▶ _Job_
Write out every entry exactly as it stands.
--- --- ---
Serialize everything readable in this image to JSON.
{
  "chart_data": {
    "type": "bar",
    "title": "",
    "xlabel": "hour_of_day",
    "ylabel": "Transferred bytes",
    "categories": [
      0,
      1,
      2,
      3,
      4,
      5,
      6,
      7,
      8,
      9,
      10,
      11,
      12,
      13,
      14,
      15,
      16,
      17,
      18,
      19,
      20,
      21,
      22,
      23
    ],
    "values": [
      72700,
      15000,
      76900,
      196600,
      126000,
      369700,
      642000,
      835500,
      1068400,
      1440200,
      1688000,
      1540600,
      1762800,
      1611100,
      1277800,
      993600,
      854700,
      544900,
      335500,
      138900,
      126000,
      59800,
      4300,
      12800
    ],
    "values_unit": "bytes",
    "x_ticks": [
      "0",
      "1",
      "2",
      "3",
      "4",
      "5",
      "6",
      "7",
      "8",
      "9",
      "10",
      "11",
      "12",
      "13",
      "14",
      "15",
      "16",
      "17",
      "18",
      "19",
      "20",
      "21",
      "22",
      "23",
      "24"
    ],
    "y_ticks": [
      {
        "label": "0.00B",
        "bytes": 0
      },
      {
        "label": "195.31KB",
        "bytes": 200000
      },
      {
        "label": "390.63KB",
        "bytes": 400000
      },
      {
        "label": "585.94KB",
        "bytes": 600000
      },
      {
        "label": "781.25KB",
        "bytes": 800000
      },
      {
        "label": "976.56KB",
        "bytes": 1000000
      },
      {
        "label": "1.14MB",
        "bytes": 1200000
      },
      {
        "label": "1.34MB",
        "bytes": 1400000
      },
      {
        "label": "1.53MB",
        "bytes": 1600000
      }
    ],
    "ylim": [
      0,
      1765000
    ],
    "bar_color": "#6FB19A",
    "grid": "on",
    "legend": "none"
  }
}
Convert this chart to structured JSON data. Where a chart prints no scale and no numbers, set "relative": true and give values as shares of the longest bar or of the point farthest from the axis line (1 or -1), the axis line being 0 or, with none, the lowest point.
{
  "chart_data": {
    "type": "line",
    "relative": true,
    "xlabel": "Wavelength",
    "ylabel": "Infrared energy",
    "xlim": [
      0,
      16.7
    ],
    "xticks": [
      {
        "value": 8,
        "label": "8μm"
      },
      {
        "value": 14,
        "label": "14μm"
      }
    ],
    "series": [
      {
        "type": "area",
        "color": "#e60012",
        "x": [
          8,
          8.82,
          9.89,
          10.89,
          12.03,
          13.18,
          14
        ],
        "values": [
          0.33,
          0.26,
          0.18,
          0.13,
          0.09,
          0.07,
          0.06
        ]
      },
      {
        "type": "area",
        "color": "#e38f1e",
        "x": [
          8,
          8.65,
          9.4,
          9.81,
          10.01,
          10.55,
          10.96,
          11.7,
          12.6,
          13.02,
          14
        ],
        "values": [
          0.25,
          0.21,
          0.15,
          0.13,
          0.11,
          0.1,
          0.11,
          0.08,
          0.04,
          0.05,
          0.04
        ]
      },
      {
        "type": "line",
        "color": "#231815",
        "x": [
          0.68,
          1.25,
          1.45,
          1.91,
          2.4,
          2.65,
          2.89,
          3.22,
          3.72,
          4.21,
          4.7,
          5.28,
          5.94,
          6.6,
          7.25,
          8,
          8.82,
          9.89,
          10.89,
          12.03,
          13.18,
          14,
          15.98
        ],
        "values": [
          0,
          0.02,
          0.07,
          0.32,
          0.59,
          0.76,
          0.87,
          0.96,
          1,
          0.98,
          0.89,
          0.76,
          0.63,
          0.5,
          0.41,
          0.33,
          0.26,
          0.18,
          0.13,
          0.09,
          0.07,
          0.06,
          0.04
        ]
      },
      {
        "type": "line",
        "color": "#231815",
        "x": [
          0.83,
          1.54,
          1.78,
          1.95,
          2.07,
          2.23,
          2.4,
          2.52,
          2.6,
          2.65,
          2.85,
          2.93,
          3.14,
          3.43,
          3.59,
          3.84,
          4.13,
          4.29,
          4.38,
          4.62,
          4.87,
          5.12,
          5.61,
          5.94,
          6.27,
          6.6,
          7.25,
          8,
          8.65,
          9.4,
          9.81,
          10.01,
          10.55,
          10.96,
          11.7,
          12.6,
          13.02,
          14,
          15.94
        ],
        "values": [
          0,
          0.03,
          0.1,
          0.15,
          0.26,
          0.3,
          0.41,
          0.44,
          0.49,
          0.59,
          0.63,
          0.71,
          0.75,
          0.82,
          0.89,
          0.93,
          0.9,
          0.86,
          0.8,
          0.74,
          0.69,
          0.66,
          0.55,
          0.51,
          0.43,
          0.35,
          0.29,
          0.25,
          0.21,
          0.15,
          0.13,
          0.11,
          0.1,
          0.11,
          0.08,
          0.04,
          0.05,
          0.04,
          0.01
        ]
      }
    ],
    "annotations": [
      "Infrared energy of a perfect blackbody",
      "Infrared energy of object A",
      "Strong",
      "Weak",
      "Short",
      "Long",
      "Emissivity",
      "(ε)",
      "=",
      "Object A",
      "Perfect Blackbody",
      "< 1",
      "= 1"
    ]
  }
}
--- --- ---
▶ _Written answer_
Serialize everything readable in this image to JSON.
{
  "chart_data": {
    "type": "bar",
    "title": "",
    "xlabel": "hour_of_day",
    "ylabel": "Transferred bytes",
    "categories": [
      0,
      1,
      2,
      3,
      4,
      5,
      6,
      7,
      8,
      9,
      10,
      11,
      12,
      13,
      14,
      15,
      16,
      17,
      18,
      19,
      20,
      21,
      22,
      23
    ],
    "values": [
      72700,
      15000,
      76900,
      196600,
      126000,
      369700,
      642000,
      835500,
      1068400,
      1440200,
      1688000,
      1540600,
      1762800,
      1611100,
      1277800,
      993600,
      854700,
      544900,
      335500,
      138900,
      126000,
      59800,
      4300,
      12800
    ],
    "values_unit": "bytes",
    "x_ticks": [
      "0",
      "1",
      "2",
      "3",
      "4",
      "5",
      "6",
      "7",
      "8",
      "9",
      "10",
      "11",
      "12",
      "13",
      "14",
      "15",
      "16",
      "17",
      "18",
      "19",
      "20",
      "21",
      "22",
      "23",
      "24"
    ],
    "y_ticks": [
      {
        "label": "0.00B",
        "bytes": 0
      },
      {
        "label": "195.31KB",
        "bytes": 200000
      },
      {
        "label": "390.63KB",
        "bytes": 400000
      },
      {
        "label": "585.94KB",
        "bytes": 600000
      },
      {
        "label": "781.25KB",
        "bytes": 800000
      },
      {
        "label": "976.56KB",
        "bytes": 1000000
      },
      {
        "label": "1.14MB",
        "bytes": 1200000
      },
      {
        "label": "1.34MB",
        "bytes": 1400000
      },
      {
        "label": "1.53MB",
        "bytes": 1600000
      }
    ],
    "ylim": [
      0,
      1765000
    ],
    "bar_color": "#6FB19A",
    "grid": "on",
    "legend": "none"
  }
}
Convert this chart to structured JSON data. Where a chart prints no scale and no numbers, set "relative": true and give values as shares of the longest bar or of the point farthest from the axis line (1 or -1), the axis line being 0 or, with none, the lowest point.
{
  "chart_data": {
    "type": "line",
    "relative": true,
    "xlabel": "Wavelength",
    "ylabel": "Infrared energy",
    "xlim": [
      0,
      16.7
    ],
    "xticks": [
      {
        "value": 8,
        "label": "8μm"
      },
      {
        "value": 14,
        "label": "14μm"
      }
    ],
    "series": [
      {
        "type": "area",
        "color": "#e60012",
        "x": [
          8,
          8.82,
          9.89,
          10.89,
          12.03,
          13.18,
          14
        ],
        "values": [
          0.33,
          0.26,
          0.18,
          0.13,
          0.09,
          0.07,
          0.06
        ]
      },
      {
        "type": "area",
        "color": "#e38f1e",
        "x": [
          8,
          8.65,
          9.4,
          9.81,
          10.01,
          10.55,
          10.96,
          11.7,
          12.6,
          13.02,
          14
        ],
        "values": [
          0.25,
          0.21,
          0.15,
          0.13,
          0.11,
          0.1,
          0.11,
          0.08,
          0.04,
          0.05,
          0.04
        ]
      },
      {
        "type": "line",
        "color": "#231815",
        "x": [
          0.68,
          1.25,
          1.45,
          1.91,
          2.4,
          2.65,
          2.89,
          3.22,
          3.72,
          4.21,
          4.7,
          5.28,
          5.94,
          6.6,
          7.25,
          8,
          8.82,
          9.89,
          10.89,
          12.03,
          13.18,
          14,
          15.98
        ],
        "values": [
          0,
          0.02,
          0.07,
          0.32,
          0.59,
          0.76,
          0.87,
          0.96,
          1,
          0.98,
          0.89,
          0.76,
          0.63,
          0.5,
          0.41,
          0.33,
          0.26,
          0.18,
          0.13,
          0.09,
          0.07,
          0.06,
          0.04
        ]
      },
      {
        "type": "line",
        "color": "#231815",
        "x": [
          0.83,
          1.54,
          1.78,
          1.95,
          2.07,
          2.23,
          2.4,
          2.52,
          2.6,
          2.65,
          2.85,
          2.93,
          3.14,
          3.43,
          3.59,
          3.84,
          4.13,
          4.29,
          4.38,
          4.62,
          4.87,
          5.12,
          5.61,
          5.94,
          6.27,
          6.6,
          7.25,
          8,
          8.65,
          9.4,
          9.81,
          10.01,
          10.55,
          10.96,
          11.7,
          12.6,
          13.02,
          14,
          15.94
        ],
        "values": [
          0,
          0.03,
          0.1,
          0.15,
          0.26,
          0.3,
          0.41,
          0.44,
          0.49,
          0.59,
          0.63,
          0.71,
          0.75,
          0.82,
          0.89,
          0.93,
          0.9,
          0.86,
          0.8,
          0.74,
          0.69,
          0.66,
          0.55,
          0.51,
          0.43,
          0.35,
          0.29,
          0.25,
          0.21,
          0.15,
          0.13,
          0.11,
          0.1,
          0.11,
          0.08,
          0.04,
          0.05,
          0.04,
          0.01
        ]
      }
    ],
    "annotations": [
      "Infrared energy of a perfect blackbody",
      "Infrared energy of object A",
      "Strong",
      "Weak",
      "Short",
      "Long",
      "Emissivity",
      "(ε)",
      "=",
      "Object A",
      "Perfect Blackbody",
      "< 1",
      "= 1"
    ]
  }
}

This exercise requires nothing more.